Recorded data

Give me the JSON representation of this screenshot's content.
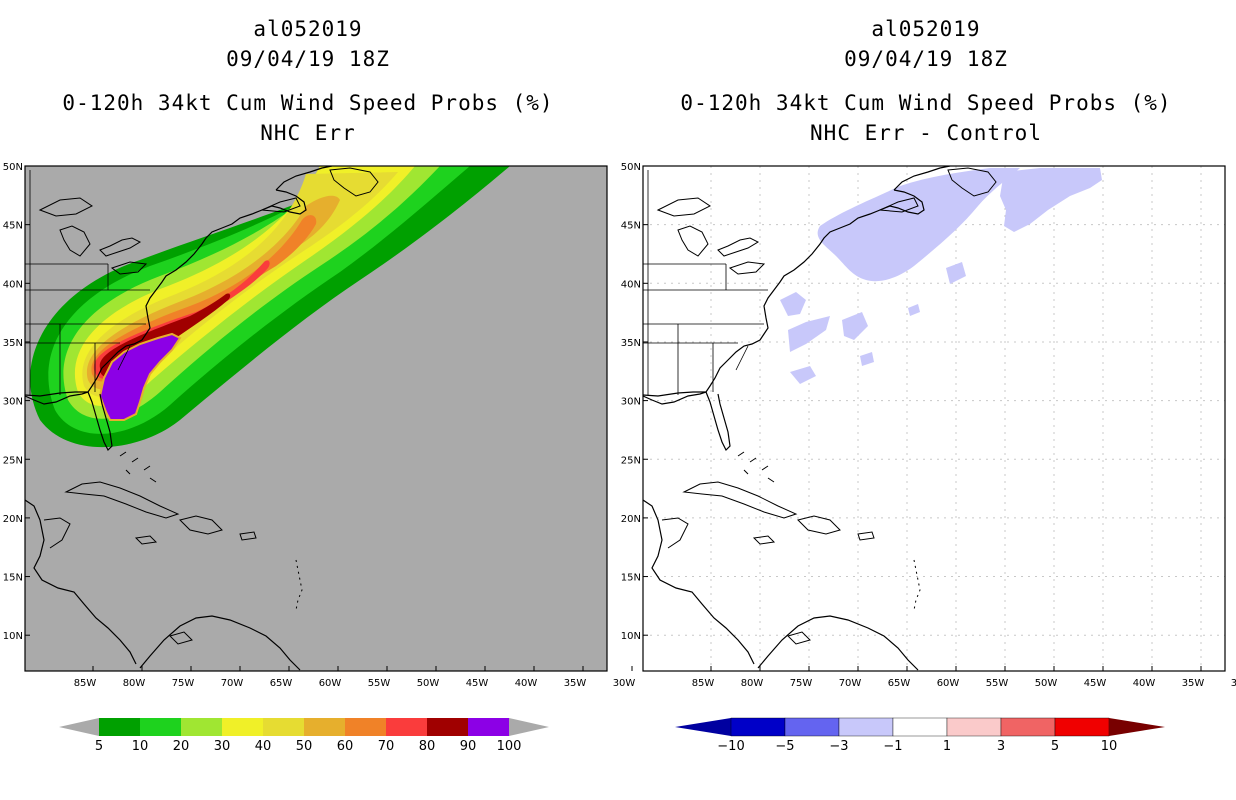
{
  "left_panel": {
    "storm_id": "al052019",
    "datetime": "09/04/19 18Z",
    "product": "0-120h 34kt Cum Wind Speed Probs (%)",
    "subtitle": "NHC Err"
  },
  "right_panel": {
    "storm_id": "al052019",
    "datetime": "09/04/19 18Z",
    "product": "0-120h 34kt Cum Wind Speed Probs (%)",
    "subtitle": "NHC Err - Control"
  },
  "axes": {
    "lat_labels": [
      "50N",
      "45N",
      "40N",
      "35N",
      "30N",
      "25N",
      "20N",
      "15N",
      "10N"
    ],
    "lon_labels": [
      "85W",
      "80W",
      "75W",
      "70W",
      "65W",
      "60W",
      "55W",
      "50W",
      "45W",
      "40W",
      "35W",
      "30W"
    ]
  },
  "left_colorbar": {
    "labels": [
      "5",
      "10",
      "20",
      "30",
      "40",
      "50",
      "60",
      "70",
      "80",
      "90",
      "100"
    ],
    "colors": [
      "#00a000",
      "#1ed21e",
      "#a0e632",
      "#f0f028",
      "#e6dc32",
      "#e6af2d",
      "#f08228",
      "#fa3c3c",
      "#a00000",
      "#8c00e6"
    ],
    "end_color": "#aaaaaa"
  },
  "right_colorbar": {
    "labels": [
      "−10",
      "−5",
      "−3",
      "−1",
      "1",
      "3",
      "5",
      "10"
    ],
    "colors": [
      "#0000c8",
      "#6464f0",
      "#c8c8fa",
      "#ffffff",
      "#facaca",
      "#f06464",
      "#f00000"
    ],
    "low_end_color": "#0000a0",
    "high_end_color": "#780000"
  },
  "colors": {
    "ocean_left": "#aaaaaa",
    "ocean_right": "#ffffff",
    "grid": "#c8c8c8"
  }
}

What this task involves
Extract each line from the entries above that contains the string "subtitle".

Answer to the problem
    "subtitle": "NHC Err"
    "subtitle": "NHC Err - Control"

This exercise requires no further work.